◆ Task details
Return each line of the listing below, unchanged, and omit the images.

Stored data entries:
_ _ _ _

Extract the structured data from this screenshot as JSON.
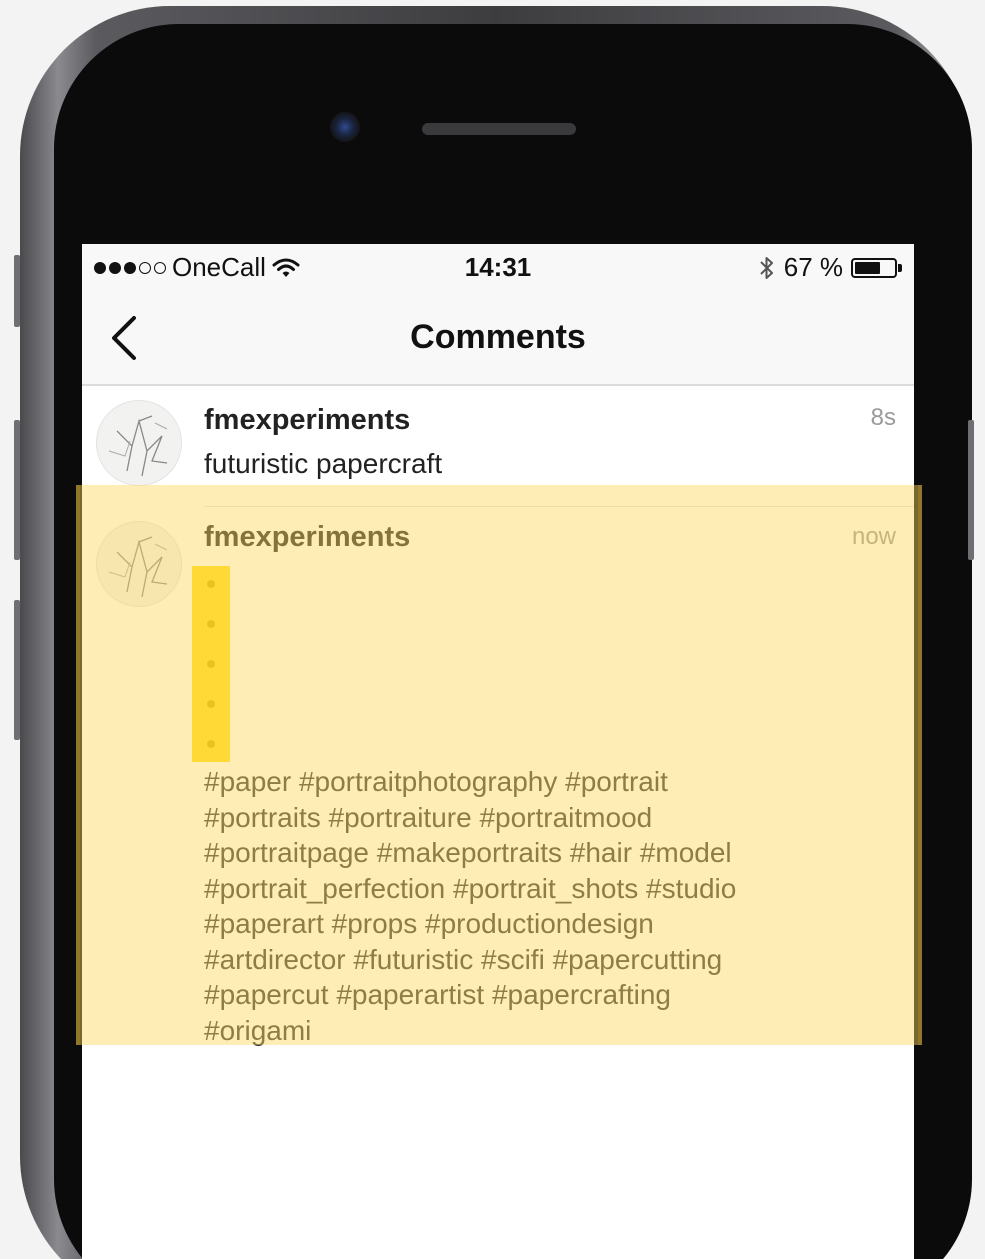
{
  "status_bar": {
    "carrier": "OneCall",
    "time": "14:31",
    "battery_percent": "67 %",
    "battery_level": 0.67,
    "signal_filled": 3,
    "signal_total": 5
  },
  "nav": {
    "title": "Comments"
  },
  "comments": [
    {
      "username": "fmexperiments",
      "time": "8s",
      "text": "futuristic papercraft"
    },
    {
      "username": "fmexperiments",
      "time": "now",
      "bullets": [
        "•",
        "•",
        "•",
        "•",
        "•"
      ],
      "hashtag_lines": [
        "#paper #portraitphotography #portrait",
        "#portraits #portraiture #portraitmood",
        "#portraitpage #makeportraits #hair #model",
        "#portrait_perfection #portrait_shots #studio",
        "#paperart #props #productiondesign",
        "#artdirector #futuristic #scifi #papercutting",
        "#papercut #paperartist #papercrafting",
        "#origami"
      ]
    }
  ],
  "colors": {
    "highlight": "#fdd75a",
    "bullet_highlight": "#ffd200"
  }
}
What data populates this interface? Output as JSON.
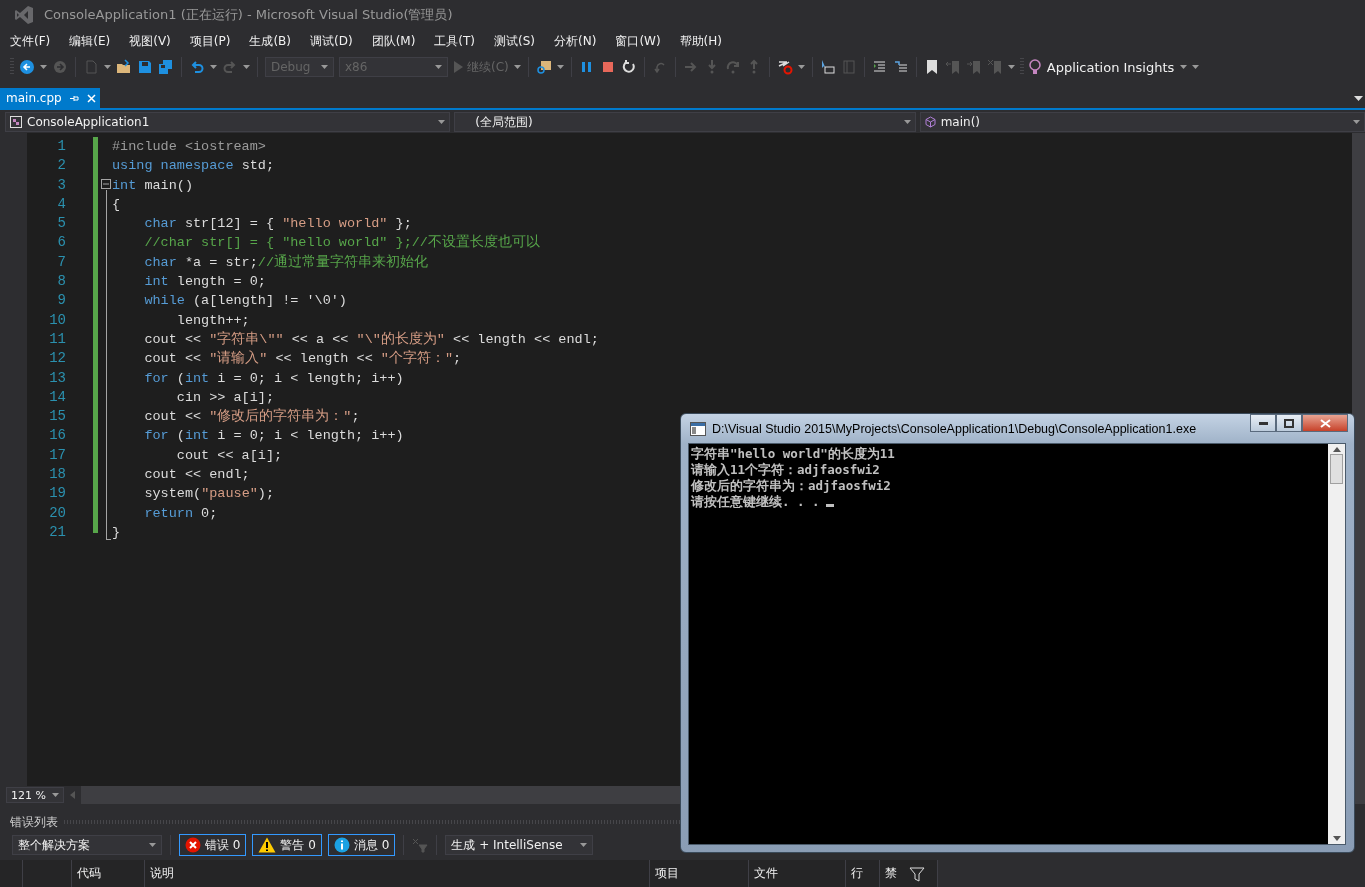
{
  "window": {
    "title": "ConsoleApplication1 (正在运行) - Microsoft Visual Studio(管理员)"
  },
  "menu": [
    "文件(F)",
    "编辑(E)",
    "视图(V)",
    "项目(P)",
    "生成(B)",
    "调试(D)",
    "团队(M)",
    "工具(T)",
    "测试(S)",
    "分析(N)",
    "窗口(W)",
    "帮助(H)"
  ],
  "toolbar": {
    "configuration": "Debug",
    "platform": "x86",
    "continue": "继续(C)",
    "insights": "Application Insights"
  },
  "tabs": [
    {
      "label": "main.cpp",
      "selected": true
    }
  ],
  "navigation": {
    "project": "ConsoleApplication1",
    "scope": "(全局范围)",
    "member": "main()"
  },
  "editor": {
    "zoom": "121 %",
    "lines": [
      {
        "number": "1",
        "tokens": [
          {
            "kind": "pre",
            "text": "#include <iostream>"
          }
        ]
      },
      {
        "number": "2",
        "tokens": [
          {
            "kind": "kw",
            "text": "using"
          },
          {
            "kind": "kw",
            "text": " namespace"
          },
          {
            "kind": "text",
            "text": " std;"
          }
        ]
      },
      {
        "number": "3",
        "tokens": [
          {
            "kind": "kw",
            "text": "int"
          },
          {
            "kind": "text",
            "text": " main()"
          }
        ]
      },
      {
        "number": "4",
        "tokens": [
          {
            "kind": "text",
            "text": "{"
          }
        ]
      },
      {
        "number": "5",
        "tokens": [
          {
            "kind": "kw",
            "text": "    char"
          },
          {
            "kind": "text",
            "text": " str[12] = { "
          },
          {
            "kind": "str",
            "text": "\"hello world\""
          },
          {
            "kind": "text",
            "text": " };"
          }
        ]
      },
      {
        "number": "6",
        "tokens": [
          {
            "kind": "comment",
            "text": "    //char str[] = { \"hello world\" };//不设置长度也可以"
          }
        ]
      },
      {
        "number": "7",
        "tokens": [
          {
            "kind": "kw",
            "text": "    char"
          },
          {
            "kind": "text",
            "text": " *a = str;"
          },
          {
            "kind": "comment",
            "text": "//通过常量字符串来初始化"
          }
        ]
      },
      {
        "number": "8",
        "tokens": [
          {
            "kind": "kw",
            "text": "    int"
          },
          {
            "kind": "text",
            "text": " length = 0;"
          }
        ]
      },
      {
        "number": "9",
        "tokens": [
          {
            "kind": "kw",
            "text": "    while"
          },
          {
            "kind": "text",
            "text": " (a[length] != '\\0')"
          }
        ]
      },
      {
        "number": "10",
        "tokens": [
          {
            "kind": "text",
            "text": "        length++;"
          }
        ]
      },
      {
        "number": "11",
        "tokens": [
          {
            "kind": "text",
            "text": "    cout << "
          },
          {
            "kind": "str",
            "text": "\"字符串\\\"\""
          },
          {
            "kind": "text",
            "text": " << a << "
          },
          {
            "kind": "str",
            "text": "\"\\\"的长度为\""
          },
          {
            "kind": "text",
            "text": " << length << endl;"
          }
        ]
      },
      {
        "number": "12",
        "tokens": [
          {
            "kind": "text",
            "text": "    cout << "
          },
          {
            "kind": "str",
            "text": "\"请输入\""
          },
          {
            "kind": "text",
            "text": " << length << "
          },
          {
            "kind": "str",
            "text": "\"个字符：\""
          },
          {
            "kind": "text",
            "text": ";"
          }
        ]
      },
      {
        "number": "13",
        "tokens": [
          {
            "kind": "kw",
            "text": "    for"
          },
          {
            "kind": "text",
            "text": " ("
          },
          {
            "kind": "kw",
            "text": "int"
          },
          {
            "kind": "text",
            "text": " i = 0; i < length; i++)"
          }
        ]
      },
      {
        "number": "14",
        "tokens": [
          {
            "kind": "text",
            "text": "        cin >> a[i];"
          }
        ]
      },
      {
        "number": "15",
        "tokens": [
          {
            "kind": "text",
            "text": "    cout << "
          },
          {
            "kind": "str",
            "text": "\"修改后的字符串为：\""
          },
          {
            "kind": "text",
            "text": ";"
          }
        ]
      },
      {
        "number": "16",
        "tokens": [
          {
            "kind": "kw",
            "text": "    for"
          },
          {
            "kind": "text",
            "text": " ("
          },
          {
            "kind": "kw",
            "text": "int"
          },
          {
            "kind": "text",
            "text": " i = 0; i < length; i++)"
          }
        ]
      },
      {
        "number": "17",
        "tokens": [
          {
            "kind": "text",
            "text": "        cout << a[i];"
          }
        ]
      },
      {
        "number": "18",
        "tokens": [
          {
            "kind": "text",
            "text": "    cout << endl;"
          }
        ]
      },
      {
        "number": "19",
        "tokens": [
          {
            "kind": "text",
            "text": "    system("
          },
          {
            "kind": "str",
            "text": "\"pause\""
          },
          {
            "kind": "text",
            "text": ");"
          }
        ]
      },
      {
        "number": "20",
        "tokens": [
          {
            "kind": "kw",
            "text": "    return"
          },
          {
            "kind": "text",
            "text": " 0;"
          }
        ]
      },
      {
        "number": "21",
        "tokens": [
          {
            "kind": "text",
            "text": "}"
          }
        ]
      }
    ]
  },
  "console": {
    "title": "D:\\Visual Studio 2015\\MyProjects\\ConsoleApplication1\\Debug\\ConsoleApplication1.exe",
    "output": [
      "字符串\"hello world\"的长度为11",
      "请输入11个字符：adjfaosfwi2",
      "修改后的字符串为：adjfaosfwi2",
      "请按任意键继续. . ."
    ]
  },
  "error_list": {
    "title": "错误列表",
    "scope": "整个解决方案",
    "filters": [
      {
        "kind": "error",
        "label": "错误 0",
        "selected": true
      },
      {
        "kind": "warning",
        "label": "警告 0",
        "selected": true
      },
      {
        "kind": "info",
        "label": "消息 0",
        "selected": true
      }
    ],
    "source": "生成 + IntelliSense",
    "columns": [
      "代码",
      "说明",
      "项目",
      "文件",
      "行",
      "禁"
    ]
  }
}
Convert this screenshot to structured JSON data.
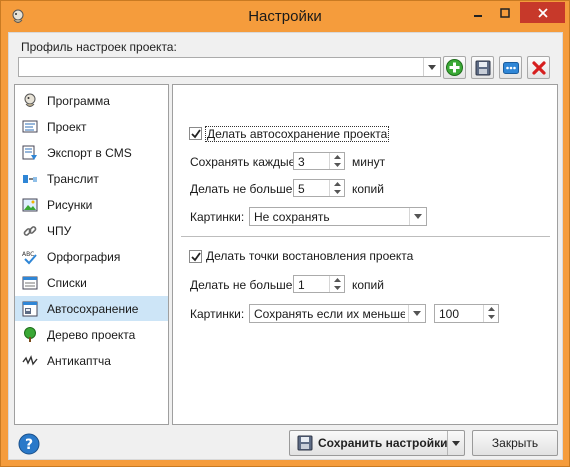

_ _ _ _

◆ Result of this exercise
Extract the structured data from this screenshot as JSON.
{
  "status_bar": {
    "carrier": "OneCall",
    "time": "14:31",
    "battery_percent": "67 %",
    "battery_level": 0.67,
    "signal_filled": 3,
    "signal_total": 5
  },
  "nav": {
    "title": "Comments"
  },
  "comments": [
    {
      "username": "fmexperiments",
      "time": "8s",
      "text": "futuristic papercraft"
    },
    {
      "username": "fmexperiments",
      "time": "now",
      "bullets": [
        "•",
        "•",
        "•",
        "•",
        "•"
      ],
      "hashtag_lines": [
        "#paper #portraitphotography #portrait",
        "#portraits #portraiture #portraitmood",
        "#portraitpage #makeportraits #hair #model",
        "#portrait_perfection #portrait_shots #studio",
        "#paperart #props #productiondesign",
        "#artdirector #futuristic #scifi #papercutting",
        "#papercut #paperartist #papercrafting",
        "#origami"
      ]
    }
  ],
  "colors": {
    "highlight": "#fdd75a",
    "bullet_highlight": "#ffd200"
  }
}
What data populates this interface? Output as JSON.
{
  "window": {
    "title": "ConsoleApplication1 (正在运行) - Microsoft Visual Studio(管理员)"
  },
  "menu": [
    "文件(F)",
    "编辑(E)",
    "视图(V)",
    "项目(P)",
    "生成(B)",
    "调试(D)",
    "团队(M)",
    "工具(T)",
    "测试(S)",
    "分析(N)",
    "窗口(W)",
    "帮助(H)"
  ],
  "toolbar": {
    "configuration": "Debug",
    "platform": "x86",
    "continue": "继续(C)",
    "insights": "Application Insights"
  },
  "tabs": [
    {
      "label": "main.cpp",
      "selected": true
    }
  ],
  "navigation": {
    "project": "ConsoleApplication1",
    "scope": "(全局范围)",
    "member": "main()"
  },
  "editor": {
    "zoom": "121 %",
    "lines": [
      {
        "number": "1",
        "tokens": [
          {
            "kind": "pre",
            "text": "#include <iostream>"
          }
        ]
      },
      {
        "number": "2",
        "tokens": [
          {
            "kind": "kw",
            "text": "using"
          },
          {
            "kind": "kw",
            "text": " namespace"
          },
          {
            "kind": "text",
            "text": " std;"
          }
        ]
      },
      {
        "number": "3",
        "tokens": [
          {
            "kind": "kw",
            "text": "int"
          },
          {
            "kind": "text",
            "text": " main()"
          }
        ]
      },
      {
        "number": "4",
        "tokens": [
          {
            "kind": "text",
            "text": "{"
          }
        ]
      },
      {
        "number": "5",
        "tokens": [
          {
            "kind": "kw",
            "text": "    char"
          },
          {
            "kind": "text",
            "text": " str[12] = { "
          },
          {
            "kind": "str",
            "text": "\"hello world\""
          },
          {
            "kind": "text",
            "text": " };"
          }
        ]
      },
      {
        "number": "6",
        "tokens": [
          {
            "kind": "comment",
            "text": "    //char str[] = { \"hello world\" };//不设置长度也可以"
          }
        ]
      },
      {
        "number": "7",
        "tokens": [
          {
            "kind": "kw",
            "text": "    char"
          },
          {
            "kind": "text",
            "text": " *a = str;"
          },
          {
            "kind": "comment",
            "text": "//通过常量字符串来初始化"
          }
        ]
      },
      {
        "number": "8",
        "tokens": [
          {
            "kind": "kw",
            "text": "    int"
          },
          {
            "kind": "text",
            "text": " length = 0;"
          }
        ]
      },
      {
        "number": "9",
        "tokens": [
          {
            "kind": "kw",
            "text": "    while"
          },
          {
            "kind": "text",
            "text": " (a[length] != '\\0')"
          }
        ]
      },
      {
        "number": "10",
        "tokens": [
          {
            "kind": "text",
            "text": "        length++;"
          }
        ]
      },
      {
        "number": "11",
        "tokens": [
          {
            "kind": "text",
            "text": "    cout << "
          },
          {
            "kind": "str",
            "text": "\"字符串\\\"\""
          },
          {
            "kind": "text",
            "text": " << a << "
          },
          {
            "kind": "str",
            "text": "\"\\\"的长度为\""
          },
          {
            "kind": "text",
            "text": " << length << endl;"
          }
        ]
      },
      {
        "number": "12",
        "tokens": [
          {
            "kind": "text",
            "text": "    cout << "
          },
          {
            "kind": "str",
            "text": "\"请输入\""
          },
          {
            "kind": "text",
            "text": " << length << "
          },
          {
            "kind": "str",
            "text": "\"个字符：\""
          },
          {
            "kind": "text",
            "text": ";"
          }
        ]
      },
      {
        "number": "13",
        "tokens": [
          {
            "kind": "kw",
            "text": "    for"
          },
          {
            "kind": "text",
            "text": " ("
          },
          {
            "kind": "kw",
            "text": "int"
          },
          {
            "kind": "text",
            "text": " i = 0; i < length; i++)"
          }
        ]
      },
      {
        "number": "14",
        "tokens": [
          {
            "kind": "text",
            "text": "        cin >> a[i];"
          }
        ]
      },
      {
        "number": "15",
        "tokens": [
          {
            "kind": "text",
            "text": "    cout << "
          },
          {
            "kind": "str",
            "text": "\"修改后的字符串为：\""
          },
          {
            "kind": "text",
            "text": ";"
          }
        ]
      },
      {
        "number": "16",
        "tokens": [
          {
            "kind": "kw",
            "text": "    for"
          },
          {
            "kind": "text",
            "text": " ("
          },
          {
            "kind": "kw",
            "text": "int"
          },
          {
            "kind": "text",
            "text": " i = 0; i < length; i++)"
          }
        ]
      },
      {
        "number": "17",
        "tokens": [
          {
            "kind": "text",
            "text": "        cout << a[i];"
          }
        ]
      },
      {
        "number": "18",
        "tokens": [
          {
            "kind": "text",
            "text": "    cout << endl;"
          }
        ]
      },
      {
        "number": "19",
        "tokens": [
          {
            "kind": "text",
            "text": "    system("
          },
          {
            "kind": "str",
            "text": "\"pause\""
          },
          {
            "kind": "text",
            "text": ");"
          }
        ]
      },
      {
        "number": "20",
        "tokens": [
          {
            "kind": "kw",
            "text": "    return"
          },
          {
            "kind": "text",
            "text": " 0;"
          }
        ]
      },
      {
        "number": "21",
        "tokens": [
          {
            "kind": "text",
            "text": "}"
          }
        ]
      }
    ]
  },
  "console": {
    "title": "D:\\Visual Studio 2015\\MyProjects\\ConsoleApplication1\\Debug\\ConsoleApplication1.exe",
    "output": [
      "字符串\"hello world\"的长度为11",
      "请输入11个字符：adjfaosfwi2",
      "修改后的字符串为：adjfaosfwi2",
      "请按任意键继续. . ."
    ]
  },
  "error_list": {
    "title": "错误列表",
    "scope": "整个解决方案",
    "filters": [
      {
        "kind": "error",
        "label": "错误 0",
        "selected": true
      },
      {
        "kind": "warning",
        "label": "警告 0",
        "selected": true
      },
      {
        "kind": "info",
        "label": "消息 0",
        "selected": true
      }
    ],
    "source": "生成 + IntelliSense",
    "columns": [
      "代码",
      "说明",
      "项目",
      "文件",
      "行",
      "禁"
    ]
  }
}
Convert this screenshot to structured JSON data.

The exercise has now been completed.